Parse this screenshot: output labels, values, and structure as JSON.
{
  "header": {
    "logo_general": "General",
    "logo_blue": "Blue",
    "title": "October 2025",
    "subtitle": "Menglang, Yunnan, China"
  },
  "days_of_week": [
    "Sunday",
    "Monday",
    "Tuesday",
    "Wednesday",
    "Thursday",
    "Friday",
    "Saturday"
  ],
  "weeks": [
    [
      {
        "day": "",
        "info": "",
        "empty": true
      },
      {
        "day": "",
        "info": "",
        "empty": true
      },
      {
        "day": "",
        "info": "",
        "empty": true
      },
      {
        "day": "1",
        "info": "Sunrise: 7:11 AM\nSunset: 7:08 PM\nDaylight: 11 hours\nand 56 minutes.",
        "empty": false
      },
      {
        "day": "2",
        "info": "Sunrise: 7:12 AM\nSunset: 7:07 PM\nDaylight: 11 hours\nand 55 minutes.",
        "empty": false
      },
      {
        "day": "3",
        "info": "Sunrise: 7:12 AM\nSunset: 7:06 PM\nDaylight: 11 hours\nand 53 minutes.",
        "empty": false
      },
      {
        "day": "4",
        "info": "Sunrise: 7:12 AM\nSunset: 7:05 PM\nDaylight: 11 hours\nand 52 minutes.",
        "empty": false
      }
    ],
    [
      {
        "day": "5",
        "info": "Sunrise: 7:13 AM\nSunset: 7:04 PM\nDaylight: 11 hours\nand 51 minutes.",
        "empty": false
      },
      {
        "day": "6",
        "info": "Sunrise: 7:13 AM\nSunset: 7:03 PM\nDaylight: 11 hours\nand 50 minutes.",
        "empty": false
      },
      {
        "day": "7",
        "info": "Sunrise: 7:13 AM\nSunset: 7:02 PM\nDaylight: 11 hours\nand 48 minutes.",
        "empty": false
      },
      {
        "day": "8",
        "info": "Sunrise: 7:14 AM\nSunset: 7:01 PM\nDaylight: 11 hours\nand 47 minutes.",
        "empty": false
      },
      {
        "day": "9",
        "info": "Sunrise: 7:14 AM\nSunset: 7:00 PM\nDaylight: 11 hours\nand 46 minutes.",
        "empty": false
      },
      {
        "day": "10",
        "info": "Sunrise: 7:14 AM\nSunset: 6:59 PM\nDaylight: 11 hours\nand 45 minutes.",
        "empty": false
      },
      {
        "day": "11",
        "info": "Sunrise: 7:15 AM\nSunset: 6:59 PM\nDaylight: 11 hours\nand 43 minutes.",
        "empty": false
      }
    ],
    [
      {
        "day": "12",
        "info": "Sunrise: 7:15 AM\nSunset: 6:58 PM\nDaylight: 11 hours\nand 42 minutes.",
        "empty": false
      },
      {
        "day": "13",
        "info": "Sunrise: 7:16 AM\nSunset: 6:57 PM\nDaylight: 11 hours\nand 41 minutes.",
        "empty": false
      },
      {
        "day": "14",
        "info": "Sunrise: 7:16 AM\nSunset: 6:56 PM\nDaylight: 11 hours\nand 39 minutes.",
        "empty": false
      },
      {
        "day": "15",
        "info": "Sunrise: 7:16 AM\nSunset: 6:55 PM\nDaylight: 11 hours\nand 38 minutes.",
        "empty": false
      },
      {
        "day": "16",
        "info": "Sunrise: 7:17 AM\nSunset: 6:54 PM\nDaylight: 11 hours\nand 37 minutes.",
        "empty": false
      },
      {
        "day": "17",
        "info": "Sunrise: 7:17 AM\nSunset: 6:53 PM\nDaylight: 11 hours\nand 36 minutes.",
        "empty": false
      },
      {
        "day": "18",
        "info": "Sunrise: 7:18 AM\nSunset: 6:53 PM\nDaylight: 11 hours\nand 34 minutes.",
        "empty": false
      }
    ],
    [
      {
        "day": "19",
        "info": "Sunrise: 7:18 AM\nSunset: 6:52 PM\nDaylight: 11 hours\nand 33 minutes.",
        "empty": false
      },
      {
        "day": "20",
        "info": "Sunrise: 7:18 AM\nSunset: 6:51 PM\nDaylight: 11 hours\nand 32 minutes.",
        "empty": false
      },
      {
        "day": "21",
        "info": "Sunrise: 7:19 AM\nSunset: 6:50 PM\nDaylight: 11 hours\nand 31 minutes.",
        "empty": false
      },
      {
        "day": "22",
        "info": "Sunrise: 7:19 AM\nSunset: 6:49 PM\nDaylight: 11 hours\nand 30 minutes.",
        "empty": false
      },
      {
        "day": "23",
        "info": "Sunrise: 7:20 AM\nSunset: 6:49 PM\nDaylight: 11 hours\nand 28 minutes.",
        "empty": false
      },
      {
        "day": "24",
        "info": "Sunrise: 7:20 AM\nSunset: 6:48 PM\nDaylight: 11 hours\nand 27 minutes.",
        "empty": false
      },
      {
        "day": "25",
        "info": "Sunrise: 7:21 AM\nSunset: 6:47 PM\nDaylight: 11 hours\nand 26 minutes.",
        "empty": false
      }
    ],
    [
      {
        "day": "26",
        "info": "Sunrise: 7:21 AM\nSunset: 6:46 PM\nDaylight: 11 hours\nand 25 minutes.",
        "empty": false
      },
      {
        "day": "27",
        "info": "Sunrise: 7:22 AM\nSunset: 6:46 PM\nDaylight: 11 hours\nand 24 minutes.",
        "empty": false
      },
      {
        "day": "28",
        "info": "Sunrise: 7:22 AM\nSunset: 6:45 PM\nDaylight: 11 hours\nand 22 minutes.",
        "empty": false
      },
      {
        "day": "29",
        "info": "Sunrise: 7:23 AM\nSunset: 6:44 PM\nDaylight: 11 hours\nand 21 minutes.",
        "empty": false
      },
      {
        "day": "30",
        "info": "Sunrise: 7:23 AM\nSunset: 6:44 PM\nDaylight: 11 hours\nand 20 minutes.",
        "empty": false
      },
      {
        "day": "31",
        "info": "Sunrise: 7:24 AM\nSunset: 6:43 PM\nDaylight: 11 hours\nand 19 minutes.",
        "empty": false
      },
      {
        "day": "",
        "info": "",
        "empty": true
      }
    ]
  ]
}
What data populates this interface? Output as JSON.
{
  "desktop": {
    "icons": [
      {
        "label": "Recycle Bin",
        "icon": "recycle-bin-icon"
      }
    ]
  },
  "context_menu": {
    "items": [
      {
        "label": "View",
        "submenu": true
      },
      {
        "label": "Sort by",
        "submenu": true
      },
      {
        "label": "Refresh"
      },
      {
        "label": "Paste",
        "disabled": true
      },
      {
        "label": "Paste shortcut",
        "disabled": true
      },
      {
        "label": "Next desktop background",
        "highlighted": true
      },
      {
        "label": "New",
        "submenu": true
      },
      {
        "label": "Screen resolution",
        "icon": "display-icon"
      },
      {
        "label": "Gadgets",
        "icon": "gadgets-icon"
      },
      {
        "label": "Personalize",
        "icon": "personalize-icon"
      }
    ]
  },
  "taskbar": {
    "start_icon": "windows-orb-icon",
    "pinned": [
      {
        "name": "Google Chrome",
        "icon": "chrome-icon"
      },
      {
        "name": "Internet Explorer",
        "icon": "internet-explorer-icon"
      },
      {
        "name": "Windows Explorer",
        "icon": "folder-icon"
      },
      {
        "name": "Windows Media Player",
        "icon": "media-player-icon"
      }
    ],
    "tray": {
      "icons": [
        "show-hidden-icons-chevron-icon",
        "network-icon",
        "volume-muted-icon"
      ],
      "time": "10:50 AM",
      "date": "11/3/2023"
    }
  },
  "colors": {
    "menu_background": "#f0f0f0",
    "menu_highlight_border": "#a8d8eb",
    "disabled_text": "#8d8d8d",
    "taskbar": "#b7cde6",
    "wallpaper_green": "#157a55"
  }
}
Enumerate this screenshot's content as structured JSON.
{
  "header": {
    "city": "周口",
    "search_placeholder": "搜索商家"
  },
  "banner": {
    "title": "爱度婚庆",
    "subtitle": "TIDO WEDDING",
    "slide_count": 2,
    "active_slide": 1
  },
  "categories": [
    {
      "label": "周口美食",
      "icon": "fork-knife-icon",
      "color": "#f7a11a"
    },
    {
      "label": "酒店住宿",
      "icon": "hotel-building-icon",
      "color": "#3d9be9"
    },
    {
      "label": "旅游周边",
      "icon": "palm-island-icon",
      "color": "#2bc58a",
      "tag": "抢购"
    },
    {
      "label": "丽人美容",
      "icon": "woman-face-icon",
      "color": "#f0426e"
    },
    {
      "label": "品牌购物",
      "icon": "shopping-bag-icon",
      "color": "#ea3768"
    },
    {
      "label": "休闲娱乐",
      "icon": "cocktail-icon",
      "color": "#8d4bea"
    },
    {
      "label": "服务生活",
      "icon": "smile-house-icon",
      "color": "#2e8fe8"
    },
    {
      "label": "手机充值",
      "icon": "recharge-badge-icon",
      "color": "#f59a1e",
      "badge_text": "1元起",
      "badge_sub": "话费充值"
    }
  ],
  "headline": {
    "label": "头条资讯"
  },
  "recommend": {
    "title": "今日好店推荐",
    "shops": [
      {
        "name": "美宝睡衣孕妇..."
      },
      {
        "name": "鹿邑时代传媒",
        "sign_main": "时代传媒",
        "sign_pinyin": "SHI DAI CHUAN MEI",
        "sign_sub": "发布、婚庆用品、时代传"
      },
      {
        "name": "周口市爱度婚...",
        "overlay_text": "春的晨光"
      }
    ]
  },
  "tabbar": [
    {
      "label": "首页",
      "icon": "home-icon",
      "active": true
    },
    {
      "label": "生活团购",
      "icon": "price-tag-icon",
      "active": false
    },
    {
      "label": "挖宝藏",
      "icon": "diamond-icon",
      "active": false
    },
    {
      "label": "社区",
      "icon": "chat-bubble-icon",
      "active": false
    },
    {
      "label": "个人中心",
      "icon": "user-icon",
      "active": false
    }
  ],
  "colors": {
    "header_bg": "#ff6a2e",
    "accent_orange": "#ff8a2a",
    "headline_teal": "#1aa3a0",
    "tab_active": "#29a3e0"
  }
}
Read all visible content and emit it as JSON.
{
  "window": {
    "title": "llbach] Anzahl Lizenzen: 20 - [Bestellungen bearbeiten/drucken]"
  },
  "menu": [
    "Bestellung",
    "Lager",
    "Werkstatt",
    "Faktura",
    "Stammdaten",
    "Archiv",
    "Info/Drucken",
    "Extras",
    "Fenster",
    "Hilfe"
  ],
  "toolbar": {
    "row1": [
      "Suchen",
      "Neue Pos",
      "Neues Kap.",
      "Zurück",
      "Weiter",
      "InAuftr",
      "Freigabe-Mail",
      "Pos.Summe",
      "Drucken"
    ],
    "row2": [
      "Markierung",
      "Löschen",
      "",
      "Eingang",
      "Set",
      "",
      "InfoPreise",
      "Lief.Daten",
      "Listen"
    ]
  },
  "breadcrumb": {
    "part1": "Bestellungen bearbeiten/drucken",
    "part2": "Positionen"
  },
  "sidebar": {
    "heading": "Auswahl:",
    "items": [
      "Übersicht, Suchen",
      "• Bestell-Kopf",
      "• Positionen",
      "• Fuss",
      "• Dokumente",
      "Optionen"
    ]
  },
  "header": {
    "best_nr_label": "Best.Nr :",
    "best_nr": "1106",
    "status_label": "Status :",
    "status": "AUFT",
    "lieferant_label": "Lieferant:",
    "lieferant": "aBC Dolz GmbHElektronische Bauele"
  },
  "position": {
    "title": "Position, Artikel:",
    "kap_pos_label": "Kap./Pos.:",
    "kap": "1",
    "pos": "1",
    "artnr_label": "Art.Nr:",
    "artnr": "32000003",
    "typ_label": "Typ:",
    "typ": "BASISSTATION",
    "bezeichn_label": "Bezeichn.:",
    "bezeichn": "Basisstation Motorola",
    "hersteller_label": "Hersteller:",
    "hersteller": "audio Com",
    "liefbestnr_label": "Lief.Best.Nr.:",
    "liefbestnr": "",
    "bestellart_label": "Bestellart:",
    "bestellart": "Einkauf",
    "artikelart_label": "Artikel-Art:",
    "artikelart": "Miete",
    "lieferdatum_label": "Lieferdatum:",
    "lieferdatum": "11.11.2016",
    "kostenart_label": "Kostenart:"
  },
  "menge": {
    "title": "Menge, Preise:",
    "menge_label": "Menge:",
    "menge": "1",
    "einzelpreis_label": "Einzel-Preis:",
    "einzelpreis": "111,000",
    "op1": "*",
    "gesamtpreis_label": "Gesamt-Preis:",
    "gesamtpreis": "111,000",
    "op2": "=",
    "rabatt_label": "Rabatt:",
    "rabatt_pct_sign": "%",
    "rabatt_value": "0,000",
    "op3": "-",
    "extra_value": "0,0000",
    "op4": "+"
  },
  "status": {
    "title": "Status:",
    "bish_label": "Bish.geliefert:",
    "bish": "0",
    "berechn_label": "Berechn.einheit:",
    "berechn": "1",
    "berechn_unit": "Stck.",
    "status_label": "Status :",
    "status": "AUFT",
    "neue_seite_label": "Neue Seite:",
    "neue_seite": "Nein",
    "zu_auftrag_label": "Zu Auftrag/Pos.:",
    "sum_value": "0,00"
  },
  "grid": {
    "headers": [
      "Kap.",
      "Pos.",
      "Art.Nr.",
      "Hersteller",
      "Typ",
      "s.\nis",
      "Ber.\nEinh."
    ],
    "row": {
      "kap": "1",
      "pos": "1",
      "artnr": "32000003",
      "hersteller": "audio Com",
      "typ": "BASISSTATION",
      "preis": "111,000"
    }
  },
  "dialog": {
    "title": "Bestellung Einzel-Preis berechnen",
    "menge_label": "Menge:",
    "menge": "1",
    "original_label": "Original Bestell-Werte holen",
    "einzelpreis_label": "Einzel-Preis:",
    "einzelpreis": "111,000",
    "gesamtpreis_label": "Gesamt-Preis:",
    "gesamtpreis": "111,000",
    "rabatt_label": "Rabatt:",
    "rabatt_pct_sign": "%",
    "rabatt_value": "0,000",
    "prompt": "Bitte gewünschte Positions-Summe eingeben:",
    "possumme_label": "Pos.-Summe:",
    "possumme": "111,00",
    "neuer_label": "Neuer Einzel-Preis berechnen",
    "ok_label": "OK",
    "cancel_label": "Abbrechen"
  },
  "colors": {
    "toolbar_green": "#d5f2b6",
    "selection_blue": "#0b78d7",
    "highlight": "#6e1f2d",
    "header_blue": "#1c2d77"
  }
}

********************

Given task:
Return each line of the listing that holds the string "subtitle".

Expected answer:
    "subtitle": "Menglang, Yunnan, China"
    "subtitle": "TIDO WEDDING",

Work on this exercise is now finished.